** start Provided records **
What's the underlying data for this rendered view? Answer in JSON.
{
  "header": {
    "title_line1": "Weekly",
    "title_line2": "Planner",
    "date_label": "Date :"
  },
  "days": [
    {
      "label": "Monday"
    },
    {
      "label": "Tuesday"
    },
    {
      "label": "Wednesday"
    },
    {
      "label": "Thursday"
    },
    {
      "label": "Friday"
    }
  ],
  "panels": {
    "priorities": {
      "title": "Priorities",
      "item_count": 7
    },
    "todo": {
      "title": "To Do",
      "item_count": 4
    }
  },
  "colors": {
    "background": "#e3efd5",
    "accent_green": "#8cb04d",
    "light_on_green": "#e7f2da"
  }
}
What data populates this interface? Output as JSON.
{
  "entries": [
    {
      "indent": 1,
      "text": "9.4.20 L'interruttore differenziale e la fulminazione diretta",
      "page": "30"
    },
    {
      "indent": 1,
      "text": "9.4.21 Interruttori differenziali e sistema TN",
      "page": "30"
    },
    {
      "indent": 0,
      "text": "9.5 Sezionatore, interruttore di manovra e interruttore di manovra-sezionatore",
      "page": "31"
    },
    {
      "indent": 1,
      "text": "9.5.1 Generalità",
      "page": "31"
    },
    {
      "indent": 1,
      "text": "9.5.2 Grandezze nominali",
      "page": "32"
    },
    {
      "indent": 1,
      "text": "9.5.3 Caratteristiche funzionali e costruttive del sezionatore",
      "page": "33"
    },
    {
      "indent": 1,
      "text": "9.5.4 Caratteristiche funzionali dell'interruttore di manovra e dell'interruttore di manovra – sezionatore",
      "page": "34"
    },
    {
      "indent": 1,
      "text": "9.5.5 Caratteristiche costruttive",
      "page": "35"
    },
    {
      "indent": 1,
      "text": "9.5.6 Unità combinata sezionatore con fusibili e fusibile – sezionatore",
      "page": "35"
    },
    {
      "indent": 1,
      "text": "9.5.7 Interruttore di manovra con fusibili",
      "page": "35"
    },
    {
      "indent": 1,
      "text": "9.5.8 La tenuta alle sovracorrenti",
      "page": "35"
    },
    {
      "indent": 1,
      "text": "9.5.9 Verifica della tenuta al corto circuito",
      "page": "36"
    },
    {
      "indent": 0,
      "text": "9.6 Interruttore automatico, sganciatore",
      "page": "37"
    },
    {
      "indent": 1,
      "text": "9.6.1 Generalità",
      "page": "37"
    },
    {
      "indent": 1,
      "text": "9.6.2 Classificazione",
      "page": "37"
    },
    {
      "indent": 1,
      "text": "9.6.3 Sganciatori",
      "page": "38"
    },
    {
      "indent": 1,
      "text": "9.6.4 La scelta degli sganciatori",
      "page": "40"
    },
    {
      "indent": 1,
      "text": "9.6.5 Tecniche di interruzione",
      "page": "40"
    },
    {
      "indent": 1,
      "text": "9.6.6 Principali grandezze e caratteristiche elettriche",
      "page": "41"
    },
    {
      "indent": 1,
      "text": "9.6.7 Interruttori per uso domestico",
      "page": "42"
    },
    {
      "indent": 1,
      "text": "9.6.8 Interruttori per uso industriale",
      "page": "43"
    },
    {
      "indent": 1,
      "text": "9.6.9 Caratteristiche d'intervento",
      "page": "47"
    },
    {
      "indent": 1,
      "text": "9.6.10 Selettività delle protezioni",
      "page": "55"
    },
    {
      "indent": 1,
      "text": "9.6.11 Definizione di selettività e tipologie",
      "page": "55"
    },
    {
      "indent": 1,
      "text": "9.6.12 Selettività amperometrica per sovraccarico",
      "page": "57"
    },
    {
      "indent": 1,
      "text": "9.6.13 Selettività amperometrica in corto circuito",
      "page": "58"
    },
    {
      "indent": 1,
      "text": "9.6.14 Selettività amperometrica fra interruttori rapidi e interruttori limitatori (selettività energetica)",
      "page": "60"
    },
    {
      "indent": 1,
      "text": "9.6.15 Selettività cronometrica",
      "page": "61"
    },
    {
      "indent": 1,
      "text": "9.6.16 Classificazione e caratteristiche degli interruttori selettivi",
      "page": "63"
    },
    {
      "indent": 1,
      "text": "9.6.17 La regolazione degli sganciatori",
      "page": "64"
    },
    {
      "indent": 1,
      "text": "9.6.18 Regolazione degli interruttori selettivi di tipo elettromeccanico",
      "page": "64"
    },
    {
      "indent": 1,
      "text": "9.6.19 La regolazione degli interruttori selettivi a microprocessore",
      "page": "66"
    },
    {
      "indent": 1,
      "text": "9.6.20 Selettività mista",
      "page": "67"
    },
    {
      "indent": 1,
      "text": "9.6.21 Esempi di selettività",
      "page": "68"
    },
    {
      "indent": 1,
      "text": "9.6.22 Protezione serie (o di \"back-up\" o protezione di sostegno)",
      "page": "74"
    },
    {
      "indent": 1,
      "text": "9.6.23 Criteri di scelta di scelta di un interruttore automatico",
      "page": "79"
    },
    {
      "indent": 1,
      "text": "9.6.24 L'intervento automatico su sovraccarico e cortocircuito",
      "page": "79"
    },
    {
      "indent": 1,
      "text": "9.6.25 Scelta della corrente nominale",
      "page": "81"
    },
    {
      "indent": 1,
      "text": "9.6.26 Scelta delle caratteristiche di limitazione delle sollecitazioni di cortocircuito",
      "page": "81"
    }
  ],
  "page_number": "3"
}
** end Provided records **
Your instructions ::
Return, from the data, each line that has the word "automatico" in it.

Expected output ::
      "text": "9.6 Interruttore automatico, sganciatore",
      "text": "9.6.23 Criteri di scelta di scelta di un interruttore automatico",
      "text": "9.6.24 L'intervento automatico su sovraccarico e cortocircuito",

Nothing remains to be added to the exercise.